[What is needed]
Copy out all of the material below word for word. Leave out any pictures.

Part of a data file
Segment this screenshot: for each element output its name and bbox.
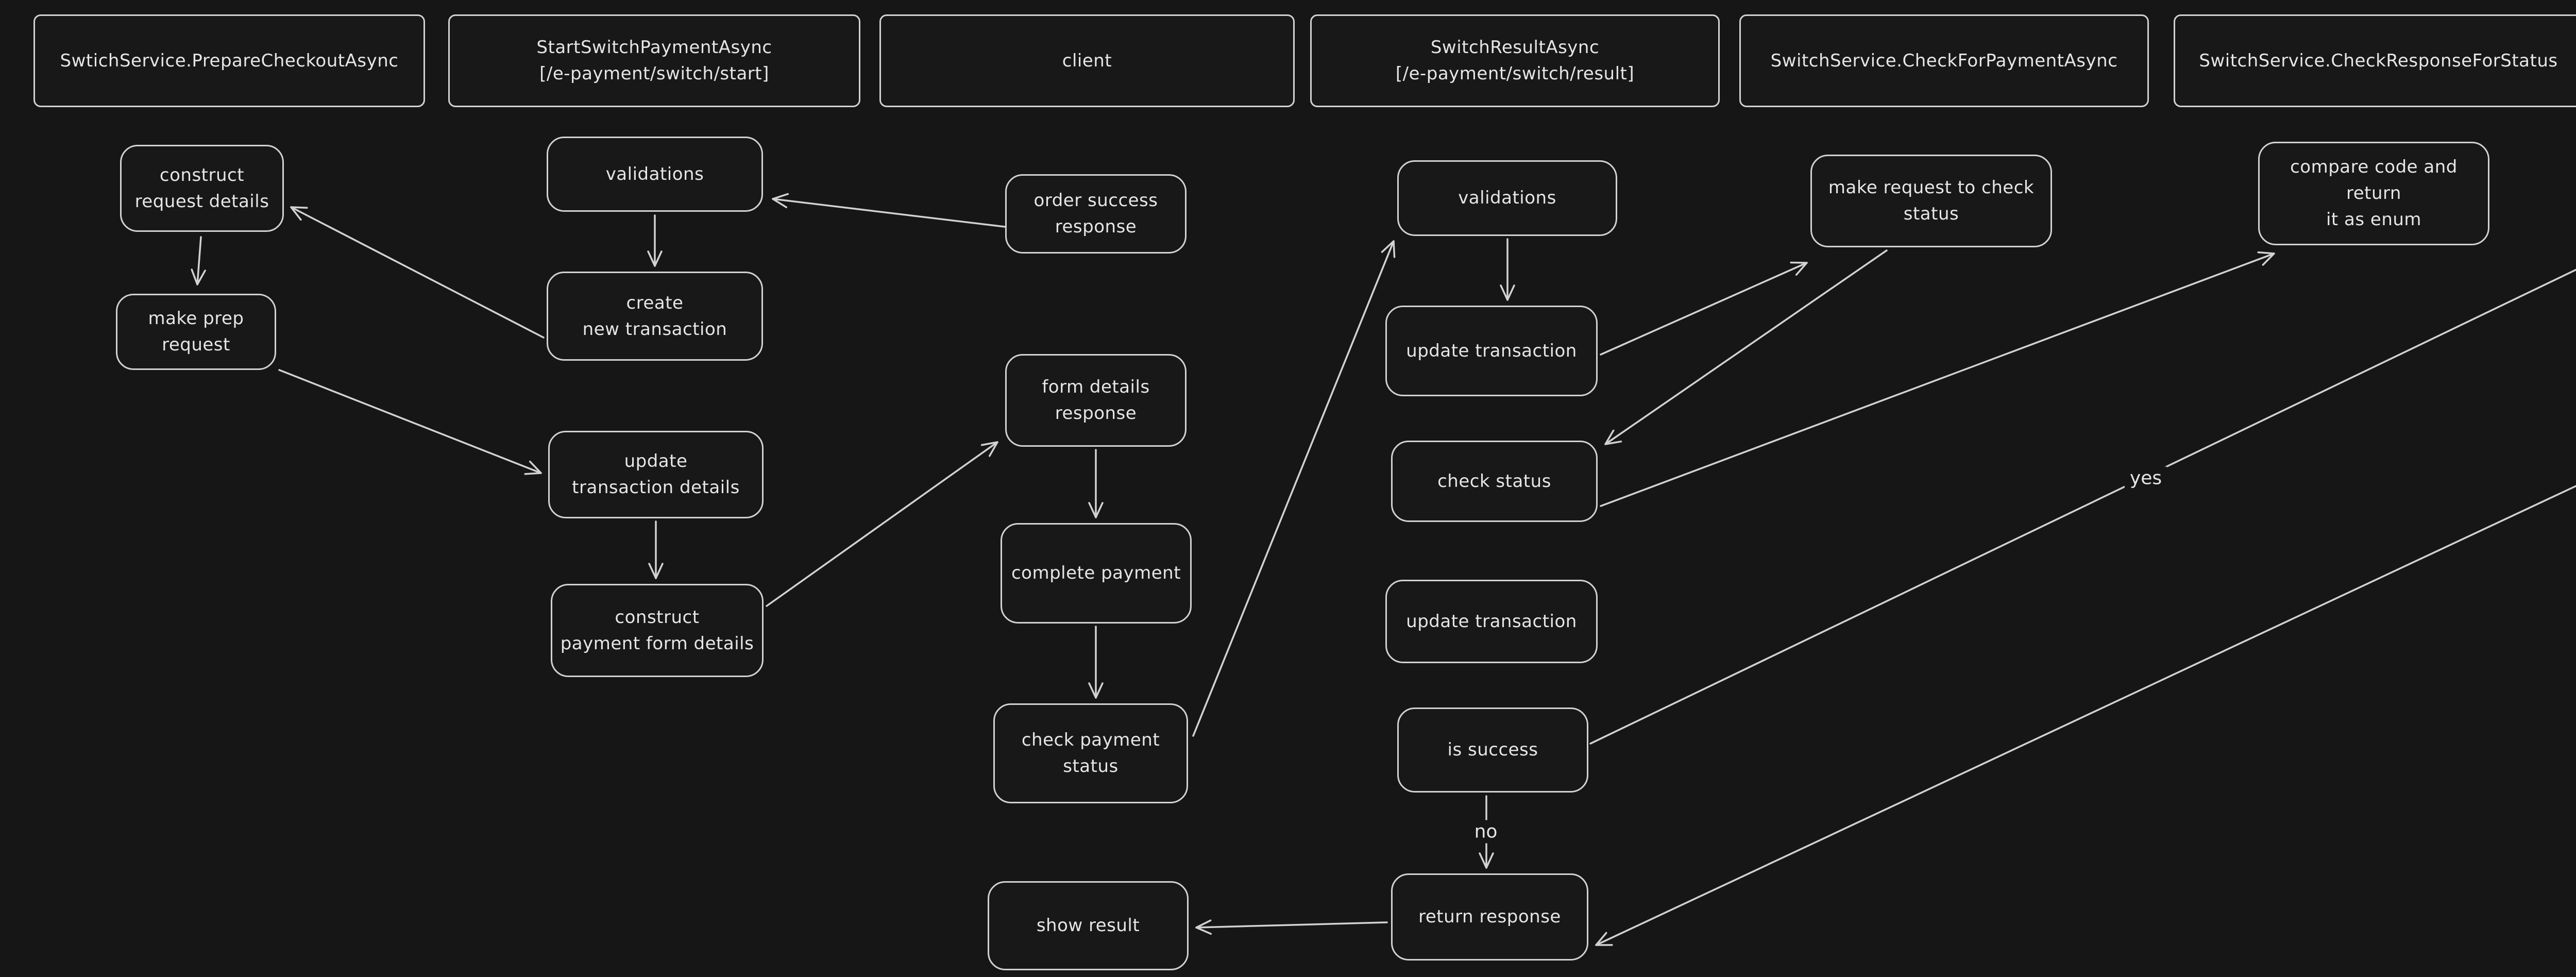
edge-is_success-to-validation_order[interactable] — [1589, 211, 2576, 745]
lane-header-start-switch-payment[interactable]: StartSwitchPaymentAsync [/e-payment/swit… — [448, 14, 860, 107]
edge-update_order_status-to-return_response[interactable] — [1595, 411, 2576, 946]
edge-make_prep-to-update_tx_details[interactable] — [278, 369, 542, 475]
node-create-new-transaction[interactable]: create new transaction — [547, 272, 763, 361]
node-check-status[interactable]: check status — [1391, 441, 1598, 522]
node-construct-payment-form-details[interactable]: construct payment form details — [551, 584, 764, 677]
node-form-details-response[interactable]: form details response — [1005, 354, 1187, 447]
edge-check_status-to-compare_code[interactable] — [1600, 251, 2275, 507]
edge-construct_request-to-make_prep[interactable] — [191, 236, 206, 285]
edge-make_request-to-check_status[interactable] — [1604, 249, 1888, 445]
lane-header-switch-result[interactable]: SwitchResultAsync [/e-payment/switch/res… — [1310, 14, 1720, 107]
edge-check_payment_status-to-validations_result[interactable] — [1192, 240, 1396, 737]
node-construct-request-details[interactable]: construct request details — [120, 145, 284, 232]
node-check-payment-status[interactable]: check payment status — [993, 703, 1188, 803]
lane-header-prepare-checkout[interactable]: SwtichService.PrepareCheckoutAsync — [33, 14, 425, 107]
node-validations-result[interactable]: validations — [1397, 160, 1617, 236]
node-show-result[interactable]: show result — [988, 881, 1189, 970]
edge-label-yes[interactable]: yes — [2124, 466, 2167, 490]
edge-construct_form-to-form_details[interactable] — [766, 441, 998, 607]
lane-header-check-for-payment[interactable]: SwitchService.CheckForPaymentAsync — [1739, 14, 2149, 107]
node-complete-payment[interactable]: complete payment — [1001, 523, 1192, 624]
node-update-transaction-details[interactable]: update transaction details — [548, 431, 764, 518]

[Written response]
Segment this screenshot: for each element output its name and bbox.
edge-is_success-to-validation_order[interactable] — [1589, 211, 2576, 745]
lane-header-start-switch-payment[interactable]: StartSwitchPaymentAsync [/e-payment/swit… — [448, 14, 860, 107]
edge-update_order_status-to-return_response[interactable] — [1595, 411, 2576, 946]
edge-make_prep-to-update_tx_details[interactable] — [278, 369, 542, 475]
node-create-new-transaction[interactable]: create new transaction — [547, 272, 763, 361]
node-check-status[interactable]: check status — [1391, 441, 1598, 522]
node-construct-payment-form-details[interactable]: construct payment form details — [551, 584, 764, 677]
node-form-details-response[interactable]: form details response — [1005, 354, 1187, 447]
edge-check_status-to-compare_code[interactable] — [1600, 251, 2275, 507]
edge-construct_request-to-make_prep[interactable] — [191, 236, 206, 285]
edge-make_request-to-check_status[interactable] — [1604, 249, 1888, 445]
lane-header-switch-result[interactable]: SwitchResultAsync [/e-payment/switch/res… — [1310, 14, 1720, 107]
edge-check_payment_status-to-validations_result[interactable] — [1192, 240, 1396, 737]
node-construct-request-details[interactable]: construct request details — [120, 145, 284, 232]
node-check-payment-status[interactable]: check payment status — [993, 703, 1188, 803]
lane-header-prepare-checkout[interactable]: SwtichService.PrepareCheckoutAsync — [33, 14, 425, 107]
node-validations-result[interactable]: validations — [1397, 160, 1617, 236]
node-show-result[interactable]: show result — [988, 881, 1189, 970]
edge-label-yes[interactable]: yes — [2124, 466, 2167, 490]
edge-construct_form-to-form_details[interactable] — [766, 441, 998, 607]
lane-header-check-for-payment[interactable]: SwitchService.CheckForPaymentAsync — [1739, 14, 2149, 107]
node-complete-payment[interactable]: complete payment — [1001, 523, 1192, 624]
node-update-transaction-details[interactable]: update transaction details — [548, 431, 764, 518]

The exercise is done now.